Exercise → Pull out each line of the records holding the string "Books".

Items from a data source
"""
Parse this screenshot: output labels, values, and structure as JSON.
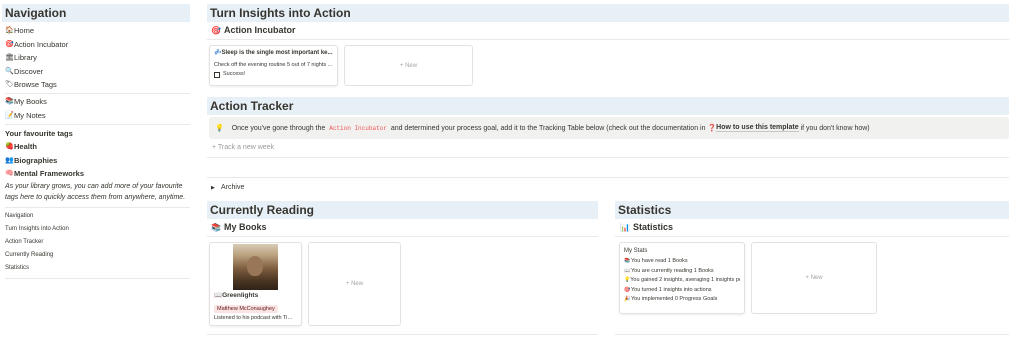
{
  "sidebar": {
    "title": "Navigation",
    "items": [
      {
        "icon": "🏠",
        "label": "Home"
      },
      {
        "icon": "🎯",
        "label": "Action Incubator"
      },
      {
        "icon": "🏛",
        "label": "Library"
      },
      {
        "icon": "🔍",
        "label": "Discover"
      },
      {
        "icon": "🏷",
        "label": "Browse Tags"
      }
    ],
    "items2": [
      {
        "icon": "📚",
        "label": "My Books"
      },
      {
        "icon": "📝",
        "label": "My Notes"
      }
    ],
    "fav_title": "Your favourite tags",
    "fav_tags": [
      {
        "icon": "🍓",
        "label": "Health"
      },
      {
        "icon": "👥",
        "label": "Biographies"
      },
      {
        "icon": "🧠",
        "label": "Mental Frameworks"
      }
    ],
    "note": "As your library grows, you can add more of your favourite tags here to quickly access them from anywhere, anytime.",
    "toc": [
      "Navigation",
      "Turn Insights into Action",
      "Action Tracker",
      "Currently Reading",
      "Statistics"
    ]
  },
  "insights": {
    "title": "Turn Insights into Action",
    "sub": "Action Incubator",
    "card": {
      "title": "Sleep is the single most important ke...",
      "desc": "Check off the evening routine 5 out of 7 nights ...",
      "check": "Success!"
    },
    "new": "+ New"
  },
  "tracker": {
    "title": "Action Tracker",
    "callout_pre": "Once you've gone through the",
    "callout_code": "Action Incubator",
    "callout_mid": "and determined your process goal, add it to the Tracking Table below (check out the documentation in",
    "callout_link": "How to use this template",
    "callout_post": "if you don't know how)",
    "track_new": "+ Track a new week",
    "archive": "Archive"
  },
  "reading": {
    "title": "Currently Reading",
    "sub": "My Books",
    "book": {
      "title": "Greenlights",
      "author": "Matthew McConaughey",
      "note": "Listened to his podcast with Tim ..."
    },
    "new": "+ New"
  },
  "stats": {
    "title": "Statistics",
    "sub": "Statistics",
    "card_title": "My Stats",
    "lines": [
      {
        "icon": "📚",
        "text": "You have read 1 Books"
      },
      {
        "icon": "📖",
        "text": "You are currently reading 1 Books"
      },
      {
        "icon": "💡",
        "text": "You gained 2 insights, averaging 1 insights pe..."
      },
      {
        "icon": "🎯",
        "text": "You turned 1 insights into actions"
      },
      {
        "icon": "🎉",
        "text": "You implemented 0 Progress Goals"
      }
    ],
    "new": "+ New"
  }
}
"""
Result of this task →
        "label": "My Books"
    "sub": "My Books",
        "text": "You have read 1 Books"
        "text": "You are currently reading 1 Books"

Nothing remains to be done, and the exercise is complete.